OBJECTIVE
What is the number of lines in these entries that contain "content"? State it alone.

INPUT DATA
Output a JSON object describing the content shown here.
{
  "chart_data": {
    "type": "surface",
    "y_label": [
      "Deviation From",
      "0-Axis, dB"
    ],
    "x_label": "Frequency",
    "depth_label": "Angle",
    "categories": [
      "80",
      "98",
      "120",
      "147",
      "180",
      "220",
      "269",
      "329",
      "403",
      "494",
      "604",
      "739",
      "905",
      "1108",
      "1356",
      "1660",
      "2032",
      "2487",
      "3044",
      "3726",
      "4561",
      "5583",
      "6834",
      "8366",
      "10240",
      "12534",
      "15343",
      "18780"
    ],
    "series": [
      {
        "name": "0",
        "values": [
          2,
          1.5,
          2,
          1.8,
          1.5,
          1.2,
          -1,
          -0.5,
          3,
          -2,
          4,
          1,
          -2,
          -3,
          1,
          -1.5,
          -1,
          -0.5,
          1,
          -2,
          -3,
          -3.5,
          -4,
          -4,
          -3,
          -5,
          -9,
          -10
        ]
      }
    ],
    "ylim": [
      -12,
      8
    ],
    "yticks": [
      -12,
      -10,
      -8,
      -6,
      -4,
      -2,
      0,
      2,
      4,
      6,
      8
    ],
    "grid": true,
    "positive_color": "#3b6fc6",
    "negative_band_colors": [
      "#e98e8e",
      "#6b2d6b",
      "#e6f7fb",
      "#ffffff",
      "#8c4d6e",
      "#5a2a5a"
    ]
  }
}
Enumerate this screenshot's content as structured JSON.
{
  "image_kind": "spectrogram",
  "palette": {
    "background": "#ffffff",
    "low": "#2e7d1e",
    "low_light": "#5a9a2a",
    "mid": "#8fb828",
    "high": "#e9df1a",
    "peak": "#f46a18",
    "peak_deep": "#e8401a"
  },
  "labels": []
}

TASK OUTPUT
2